Но далее: мгновениями присутствуя, личность автора неуловима. Это объясняется, во-первых, тем, что действительность, рисуемая Чеховым, сама уже заключает, как говорилось, некоторую оценку жизни: значит, оценка автора может удовлетворяться, совпадая, а не создавая нечто новое, прямо для себя служебное в плоти художественного произведения. Неуловимость мгновениями данной личности Чехова обусловлена и тем, что его психологизм заключает родовые, повторные моменты психической жизни: изображая индивидуальное, неповторяющееся в психическом, автор может совпасть лишь с отдельными из них, вполне разнородных; или же он должен оголить свою тенденциозность, небезразличность; Чехов же, изображая родовое в родственной ему душе, может легче удовлетворять своей небезразличности, совпадая с этими родовыми переживаниями.
Вследствие сказанного субъективность Чехова может не только быть неуловима для читателя, но и не оформлена в сознании самого Чехова.
Отмеченное прерывистое и неуловимое присутствие личности автора в художественно-интуитивном восприятии читателя неразрывно сливается с основной объективностью Чехова.
XII
Как же относится развитое в этой статье понимание Чехова к наличному в критической литературе взгляду на него? Отношение это в основном ясное и естественное: главного в нем я не отрицаю, но иду дальше самоочевидного; не принимаю противоречивого и слишком формальное наполняю определенным содержанием. Об этом говорилось уже в самом начале статьи; теперь остановлюсь на статьях г-на Овсянико-Куликовского и г-на Булгакова [82]. Оба они сходятся в том, что Чехов изображает психикусреднего человека. Приятно совпасть с таким выдающимся критиком, как Овсянико-Куликовский. Но, с одной стороны, — я считаю, что средняя психика есть хотя и главное, но не исчерпывающее содержание новаторского психологизма Чехова (есть моменты общепсихологические); с другой стороны — нужно наполнить понятие среднего человека определенным содержанием, чтобы идти в психологических замечаниях дальше тавтологий; нужно, расчлененно и полно анализируя произведения Чехова как живые сложные целые, действительно показать, а не только утверждать, что Чехов — художник средней психики.
Ни г-н Овсянико-Куликовский, ни г-н Булгаков этого не делают в сколько-нибудь достаточных размерах. Этот основной пробел в настоящей статье заполнен психологическим анализом первой части (3 вида психических несоответствий и др.).
* * *
> **Задания**:
• 1. Перепишите дословно часть отрывка о Чехове, начиная со слов «Но далее: мгновениями» и заканчивая словами «этими родовыми переживаниями.».
• 2. Продолжите отрывок о Чехове, начав сразу после его последнего предложения.
Строки, приведённые далее, для работы не понадобятся.
* * *
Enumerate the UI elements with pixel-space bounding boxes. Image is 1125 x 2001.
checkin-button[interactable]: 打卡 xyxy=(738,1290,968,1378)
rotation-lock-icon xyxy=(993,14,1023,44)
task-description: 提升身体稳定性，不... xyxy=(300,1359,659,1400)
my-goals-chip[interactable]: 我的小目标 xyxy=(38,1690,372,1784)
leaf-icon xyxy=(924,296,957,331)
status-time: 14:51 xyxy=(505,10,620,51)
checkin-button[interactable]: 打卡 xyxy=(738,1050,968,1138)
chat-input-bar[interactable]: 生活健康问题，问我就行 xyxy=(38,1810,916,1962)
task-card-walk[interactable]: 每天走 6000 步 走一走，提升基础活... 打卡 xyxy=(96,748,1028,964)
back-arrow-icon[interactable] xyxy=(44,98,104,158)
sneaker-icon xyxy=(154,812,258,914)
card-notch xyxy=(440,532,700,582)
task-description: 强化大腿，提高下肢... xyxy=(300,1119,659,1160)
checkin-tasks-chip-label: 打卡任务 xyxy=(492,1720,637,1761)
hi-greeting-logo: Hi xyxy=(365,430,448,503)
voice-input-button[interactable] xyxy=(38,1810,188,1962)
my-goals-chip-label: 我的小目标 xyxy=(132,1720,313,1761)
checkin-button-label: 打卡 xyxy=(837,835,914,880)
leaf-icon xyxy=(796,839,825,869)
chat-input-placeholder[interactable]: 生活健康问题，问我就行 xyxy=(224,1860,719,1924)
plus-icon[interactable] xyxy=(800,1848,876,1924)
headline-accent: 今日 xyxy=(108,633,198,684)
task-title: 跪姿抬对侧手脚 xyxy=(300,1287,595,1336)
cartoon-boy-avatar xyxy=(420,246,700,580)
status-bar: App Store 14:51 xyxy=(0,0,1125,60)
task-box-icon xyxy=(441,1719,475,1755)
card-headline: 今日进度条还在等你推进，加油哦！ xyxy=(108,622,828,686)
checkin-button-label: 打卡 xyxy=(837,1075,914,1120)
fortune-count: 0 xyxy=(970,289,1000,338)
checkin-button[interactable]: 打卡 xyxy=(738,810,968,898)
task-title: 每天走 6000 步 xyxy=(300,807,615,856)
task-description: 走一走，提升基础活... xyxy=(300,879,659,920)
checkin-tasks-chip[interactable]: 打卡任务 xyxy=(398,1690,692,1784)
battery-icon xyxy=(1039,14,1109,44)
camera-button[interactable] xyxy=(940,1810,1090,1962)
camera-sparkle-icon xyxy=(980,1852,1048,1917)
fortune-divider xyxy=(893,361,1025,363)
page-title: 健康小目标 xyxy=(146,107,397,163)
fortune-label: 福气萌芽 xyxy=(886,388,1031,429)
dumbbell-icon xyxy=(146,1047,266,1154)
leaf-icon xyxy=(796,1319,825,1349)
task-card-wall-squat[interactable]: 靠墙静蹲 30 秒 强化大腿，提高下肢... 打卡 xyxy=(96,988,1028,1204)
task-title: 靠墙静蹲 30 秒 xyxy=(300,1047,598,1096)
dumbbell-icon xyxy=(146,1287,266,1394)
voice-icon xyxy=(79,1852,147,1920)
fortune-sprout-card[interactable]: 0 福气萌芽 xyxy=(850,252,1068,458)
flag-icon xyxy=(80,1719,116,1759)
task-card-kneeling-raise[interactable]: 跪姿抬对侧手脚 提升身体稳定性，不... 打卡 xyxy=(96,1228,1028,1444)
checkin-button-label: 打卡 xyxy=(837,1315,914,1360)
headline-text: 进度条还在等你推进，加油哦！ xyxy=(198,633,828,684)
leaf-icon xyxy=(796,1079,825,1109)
* * *
> **Ответы к заданиям**:
• 1.
Но далее: мгновениями присутствуя, личность автора неуловима. Это объясняется, во-первых, тем, что действительность, рисуемая Чеховым, сама уже заключает, как говорилось, некоторую оценку жизни: значит, оценка автора может удовлетворяться, совпадая, а не создавая нечто новое, прямо для себя служебное в плоти художественного произведения. Неуловимость мгновениями данной личности Чехова обусловлена и тем, что его психологизм заключает родовые, повторные моменты психической жизни: изображая индивидуальное, неповторяющееся в психическом, автор может совпасть лишь с отдельными из них, вполне разнородных; или же он должен оголить свою тенденциозность, небезразличность; Чехов же, изображая родовое в родственной ему душе, может легче удовлетворять своей небезразличности, совпадая с этими родовыми переживаниями.

• 2.
Г-н Булгаков идет дальше г-на Овсянико-Куликовского в своей характеристике Чехова; он указывает какую-то основную попорченность средней психики по его произведениям и считает это содержанием специфического пессимизма Чехова, не определяя сколько-нибудь полно содержание этой попор-ченности.
Прежде всего, как уже было сказано, в психологизме Чехова есть безразличное с оценочной точки зрения, которое, объединяясь с отрицательными моментами в один жизненный миг, дает Чехову ощущение изображаемой психологической правды вообще, усиливает объективизм его, все доказательства которого имеют силу и в данную минуту.
Затем, выше была принята также неполная сознательность Чехова. Она делает, при сложности литературного приема Чехова (коллективная типизация), то, что ясно сознано Чеховым как объект изображения, лишь интеллигенция России 80-х годов. А тут, конечно, не может быть места для пессимизма: ни одно конкретное общественное состояние не может быть, конечно, логическим основанием пессимизма (являясь в то же время могучим психологическим основанием его).
Наконец, сам тезис г-на Булгакова — Чехов изображает психику среднего человека — скорее, довод contra пессимизма Чехова. Если и признается попорченность этой психики, то для пессимистического вывода нужно, по крайней мере, принять, что эта психика недоступна развитию. Но такого признания в произведениях Чехова нельзя найти. Если что-нибудь есть в этом отношении, то скорее обратное. А именно: если на долю Чехова относить слова его героев о том, что «через 200 лет жизнь будет такая прекрасная, изящная», то из этого следует вера в излечимость средней психики, главного элемента этой жизни.